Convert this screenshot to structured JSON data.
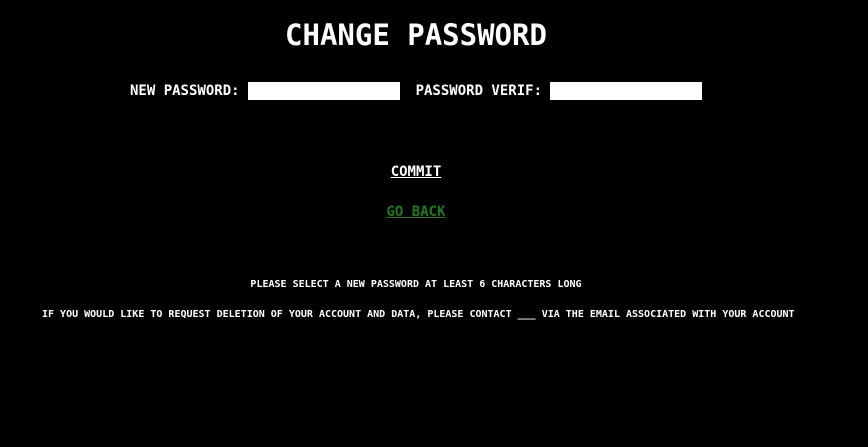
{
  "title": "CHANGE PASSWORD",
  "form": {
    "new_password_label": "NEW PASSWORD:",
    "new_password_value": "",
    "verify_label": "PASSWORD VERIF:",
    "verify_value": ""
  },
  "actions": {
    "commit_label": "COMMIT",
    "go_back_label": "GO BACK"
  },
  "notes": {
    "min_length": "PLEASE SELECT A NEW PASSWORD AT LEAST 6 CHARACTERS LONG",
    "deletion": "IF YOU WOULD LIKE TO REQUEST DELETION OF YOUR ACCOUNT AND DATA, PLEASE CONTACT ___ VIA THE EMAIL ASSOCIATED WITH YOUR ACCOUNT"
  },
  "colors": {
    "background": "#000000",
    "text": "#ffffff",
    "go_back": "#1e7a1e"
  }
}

---*---

Retype each line of the listing above word for word. Exclude the pictures.

Convert this screenshot to structured JSON data.
{
  "title": "CHANGE PASSWORD",
  "form": {
    "new_password_label": "NEW PASSWORD:",
    "new_password_value": "",
    "verify_label": "PASSWORD VERIF:",
    "verify_value": ""
  },
  "actions": {
    "commit_label": "COMMIT",
    "go_back_label": "GO BACK"
  },
  "notes": {
    "min_length": "PLEASE SELECT A NEW PASSWORD AT LEAST 6 CHARACTERS LONG",
    "deletion": "IF YOU WOULD LIKE TO REQUEST DELETION OF YOUR ACCOUNT AND DATA, PLEASE CONTACT ___ VIA THE EMAIL ASSOCIATED WITH YOUR ACCOUNT"
  },
  "colors": {
    "background": "#000000",
    "text": "#ffffff",
    "go_back": "#1e7a1e"
  }
}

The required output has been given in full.